:: WHAT THE TASK REQUIRES ::
Switch "battery-percent" to "battery-level" in the data from its first line through the line containing "result-info: 夾鏈袋分裝奶粉」闖海關怕被誤會！安檢解答曝光 前往", and return those lines with everything else unchanged.

-=-=-

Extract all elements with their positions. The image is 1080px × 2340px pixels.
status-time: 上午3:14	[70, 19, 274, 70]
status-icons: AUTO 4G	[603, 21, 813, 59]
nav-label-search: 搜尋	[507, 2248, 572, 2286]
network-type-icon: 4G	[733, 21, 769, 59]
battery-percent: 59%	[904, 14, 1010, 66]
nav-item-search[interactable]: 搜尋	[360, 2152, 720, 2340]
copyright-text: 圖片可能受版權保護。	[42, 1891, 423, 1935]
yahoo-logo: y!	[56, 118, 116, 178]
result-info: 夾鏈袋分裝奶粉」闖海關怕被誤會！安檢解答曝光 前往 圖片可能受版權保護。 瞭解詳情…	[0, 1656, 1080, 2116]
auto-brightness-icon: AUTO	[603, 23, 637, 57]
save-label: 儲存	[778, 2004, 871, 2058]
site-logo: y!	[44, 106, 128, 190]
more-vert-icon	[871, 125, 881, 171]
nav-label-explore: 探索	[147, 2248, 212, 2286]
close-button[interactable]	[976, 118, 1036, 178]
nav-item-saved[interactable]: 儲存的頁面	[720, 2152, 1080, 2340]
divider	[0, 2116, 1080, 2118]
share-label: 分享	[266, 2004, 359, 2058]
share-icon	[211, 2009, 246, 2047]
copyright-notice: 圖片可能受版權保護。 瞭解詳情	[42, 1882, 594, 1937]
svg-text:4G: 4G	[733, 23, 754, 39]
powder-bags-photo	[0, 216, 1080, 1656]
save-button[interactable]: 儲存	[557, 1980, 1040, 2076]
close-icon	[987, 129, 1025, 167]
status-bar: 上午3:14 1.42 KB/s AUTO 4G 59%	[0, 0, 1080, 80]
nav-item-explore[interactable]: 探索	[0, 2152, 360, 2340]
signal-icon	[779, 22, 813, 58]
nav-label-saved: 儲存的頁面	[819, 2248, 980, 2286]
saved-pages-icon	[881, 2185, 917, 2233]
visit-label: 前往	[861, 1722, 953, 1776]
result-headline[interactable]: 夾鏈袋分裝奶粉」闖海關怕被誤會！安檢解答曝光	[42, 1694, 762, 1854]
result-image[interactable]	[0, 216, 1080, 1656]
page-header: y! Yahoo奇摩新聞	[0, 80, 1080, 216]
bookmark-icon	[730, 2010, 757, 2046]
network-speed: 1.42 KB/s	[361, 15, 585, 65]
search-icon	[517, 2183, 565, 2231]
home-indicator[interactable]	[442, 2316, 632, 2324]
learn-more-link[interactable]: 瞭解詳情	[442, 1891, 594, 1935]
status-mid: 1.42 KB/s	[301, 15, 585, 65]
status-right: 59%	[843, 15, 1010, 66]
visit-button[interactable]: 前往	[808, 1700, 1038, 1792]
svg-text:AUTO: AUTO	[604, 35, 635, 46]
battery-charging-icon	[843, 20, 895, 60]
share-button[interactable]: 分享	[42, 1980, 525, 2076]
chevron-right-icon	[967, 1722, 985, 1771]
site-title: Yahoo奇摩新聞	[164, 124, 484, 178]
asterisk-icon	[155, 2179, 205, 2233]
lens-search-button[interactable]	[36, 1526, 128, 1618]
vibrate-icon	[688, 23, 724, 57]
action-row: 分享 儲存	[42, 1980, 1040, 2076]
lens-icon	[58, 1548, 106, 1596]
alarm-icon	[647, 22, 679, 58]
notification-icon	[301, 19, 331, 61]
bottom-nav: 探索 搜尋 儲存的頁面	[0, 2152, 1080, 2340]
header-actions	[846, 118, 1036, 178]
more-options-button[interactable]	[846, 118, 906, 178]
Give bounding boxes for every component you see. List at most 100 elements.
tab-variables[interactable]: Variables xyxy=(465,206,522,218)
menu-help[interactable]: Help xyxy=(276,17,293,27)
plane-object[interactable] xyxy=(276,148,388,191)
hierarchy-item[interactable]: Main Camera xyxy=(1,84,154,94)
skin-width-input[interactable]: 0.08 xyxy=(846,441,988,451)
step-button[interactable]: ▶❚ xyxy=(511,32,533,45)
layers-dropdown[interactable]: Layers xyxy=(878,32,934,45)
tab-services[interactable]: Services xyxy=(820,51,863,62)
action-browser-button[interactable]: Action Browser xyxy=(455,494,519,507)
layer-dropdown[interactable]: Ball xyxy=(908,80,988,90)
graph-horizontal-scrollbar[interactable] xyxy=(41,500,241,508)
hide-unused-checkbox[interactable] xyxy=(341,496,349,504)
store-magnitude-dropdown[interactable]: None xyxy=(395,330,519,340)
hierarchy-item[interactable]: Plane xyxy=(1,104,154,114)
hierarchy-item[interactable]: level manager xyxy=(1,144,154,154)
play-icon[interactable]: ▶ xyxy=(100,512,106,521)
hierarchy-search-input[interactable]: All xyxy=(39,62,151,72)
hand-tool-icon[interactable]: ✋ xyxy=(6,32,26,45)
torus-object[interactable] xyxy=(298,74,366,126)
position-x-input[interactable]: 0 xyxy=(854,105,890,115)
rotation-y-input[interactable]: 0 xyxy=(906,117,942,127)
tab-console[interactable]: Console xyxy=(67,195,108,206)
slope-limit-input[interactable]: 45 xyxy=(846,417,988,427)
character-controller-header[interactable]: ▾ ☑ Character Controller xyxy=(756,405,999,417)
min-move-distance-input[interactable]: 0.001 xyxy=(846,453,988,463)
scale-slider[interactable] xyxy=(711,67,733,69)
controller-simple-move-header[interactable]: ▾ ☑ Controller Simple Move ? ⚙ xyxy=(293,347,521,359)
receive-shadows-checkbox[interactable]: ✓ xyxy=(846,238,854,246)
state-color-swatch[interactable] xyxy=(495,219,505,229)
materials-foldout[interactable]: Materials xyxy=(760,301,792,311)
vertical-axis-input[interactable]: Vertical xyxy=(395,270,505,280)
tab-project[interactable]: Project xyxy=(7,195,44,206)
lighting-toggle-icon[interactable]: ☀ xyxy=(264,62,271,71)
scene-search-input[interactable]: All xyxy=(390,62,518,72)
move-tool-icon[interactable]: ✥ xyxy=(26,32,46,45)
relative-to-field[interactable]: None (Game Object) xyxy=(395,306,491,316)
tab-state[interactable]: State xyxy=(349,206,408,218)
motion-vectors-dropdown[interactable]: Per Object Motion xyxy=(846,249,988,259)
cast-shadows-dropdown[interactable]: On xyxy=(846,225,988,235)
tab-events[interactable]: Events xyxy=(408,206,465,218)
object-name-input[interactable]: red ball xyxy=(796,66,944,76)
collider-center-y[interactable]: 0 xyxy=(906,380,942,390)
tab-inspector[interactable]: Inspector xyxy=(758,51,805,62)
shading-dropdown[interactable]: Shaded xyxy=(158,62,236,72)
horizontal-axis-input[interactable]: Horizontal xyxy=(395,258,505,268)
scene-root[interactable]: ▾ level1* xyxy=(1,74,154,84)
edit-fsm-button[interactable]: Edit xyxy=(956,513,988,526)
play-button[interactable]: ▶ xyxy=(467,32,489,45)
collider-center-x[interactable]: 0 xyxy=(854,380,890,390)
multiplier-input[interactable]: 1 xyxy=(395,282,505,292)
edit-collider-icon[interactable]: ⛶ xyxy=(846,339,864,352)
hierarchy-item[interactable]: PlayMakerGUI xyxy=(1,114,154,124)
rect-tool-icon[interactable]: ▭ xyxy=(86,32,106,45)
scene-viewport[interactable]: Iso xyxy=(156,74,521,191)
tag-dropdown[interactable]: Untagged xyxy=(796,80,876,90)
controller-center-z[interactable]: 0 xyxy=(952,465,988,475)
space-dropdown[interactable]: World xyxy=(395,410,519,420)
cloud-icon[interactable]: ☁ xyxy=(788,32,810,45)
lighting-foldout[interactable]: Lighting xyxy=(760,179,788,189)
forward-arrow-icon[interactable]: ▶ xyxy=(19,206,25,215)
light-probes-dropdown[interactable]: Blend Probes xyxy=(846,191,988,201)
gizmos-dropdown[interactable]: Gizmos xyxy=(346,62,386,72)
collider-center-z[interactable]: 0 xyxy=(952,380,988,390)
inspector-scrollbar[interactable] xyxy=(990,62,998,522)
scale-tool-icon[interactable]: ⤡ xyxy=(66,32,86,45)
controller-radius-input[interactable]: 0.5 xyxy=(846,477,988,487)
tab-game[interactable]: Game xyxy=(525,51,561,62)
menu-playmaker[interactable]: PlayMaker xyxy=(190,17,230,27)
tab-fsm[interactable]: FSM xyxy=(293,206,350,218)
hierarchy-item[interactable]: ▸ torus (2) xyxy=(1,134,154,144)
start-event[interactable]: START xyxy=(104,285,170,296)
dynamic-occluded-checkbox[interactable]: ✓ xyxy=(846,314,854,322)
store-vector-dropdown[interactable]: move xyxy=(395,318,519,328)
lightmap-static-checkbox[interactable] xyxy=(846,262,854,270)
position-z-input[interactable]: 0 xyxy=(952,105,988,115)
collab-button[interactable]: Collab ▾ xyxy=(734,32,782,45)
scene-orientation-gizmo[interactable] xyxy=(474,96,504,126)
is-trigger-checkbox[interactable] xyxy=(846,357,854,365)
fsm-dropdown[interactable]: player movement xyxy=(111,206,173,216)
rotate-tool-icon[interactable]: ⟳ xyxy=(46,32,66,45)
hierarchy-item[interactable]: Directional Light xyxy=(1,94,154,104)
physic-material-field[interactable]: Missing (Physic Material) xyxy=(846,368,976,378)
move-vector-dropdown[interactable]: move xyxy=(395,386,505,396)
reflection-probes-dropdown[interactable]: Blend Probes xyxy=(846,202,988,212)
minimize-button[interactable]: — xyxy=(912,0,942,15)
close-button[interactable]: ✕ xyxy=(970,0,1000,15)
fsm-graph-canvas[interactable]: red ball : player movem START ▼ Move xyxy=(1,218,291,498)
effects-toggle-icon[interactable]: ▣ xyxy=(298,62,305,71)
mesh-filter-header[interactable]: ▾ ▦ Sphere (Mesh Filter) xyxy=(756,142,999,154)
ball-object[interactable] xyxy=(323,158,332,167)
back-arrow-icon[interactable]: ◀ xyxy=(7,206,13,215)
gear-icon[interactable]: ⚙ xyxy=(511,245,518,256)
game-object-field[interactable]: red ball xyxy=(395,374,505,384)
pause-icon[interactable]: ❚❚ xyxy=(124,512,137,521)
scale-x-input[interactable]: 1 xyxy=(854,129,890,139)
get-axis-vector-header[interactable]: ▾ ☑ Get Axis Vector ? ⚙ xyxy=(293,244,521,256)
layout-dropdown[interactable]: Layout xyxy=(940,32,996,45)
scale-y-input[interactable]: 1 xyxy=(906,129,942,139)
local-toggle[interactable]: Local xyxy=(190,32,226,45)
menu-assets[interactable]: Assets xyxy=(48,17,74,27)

-=-=-

:: OUTPUT OF THE EXERCISE ::
Extract all elements with their positions. The image is 1080px × 2340px pixels.
status-time: 上午3:14	[70, 19, 274, 70]
status-icons: AUTO 4G	[603, 21, 813, 59]
nav-label-search: 搜尋	[507, 2248, 572, 2286]
network-type-icon: 4G	[733, 21, 769, 59]
battery-level: 59%	[904, 14, 1010, 66]
nav-item-search[interactable]: 搜尋	[360, 2152, 720, 2340]
copyright-text: 圖片可能受版權保護。	[42, 1891, 423, 1935]
yahoo-logo: y!	[56, 118, 116, 178]
result-info: 夾鏈袋分裝奶粉」闖海關怕被誤會！安檢解答曝光 前往 圖片可能受版權保護。 瞭解詳情…	[0, 1656, 1080, 2116]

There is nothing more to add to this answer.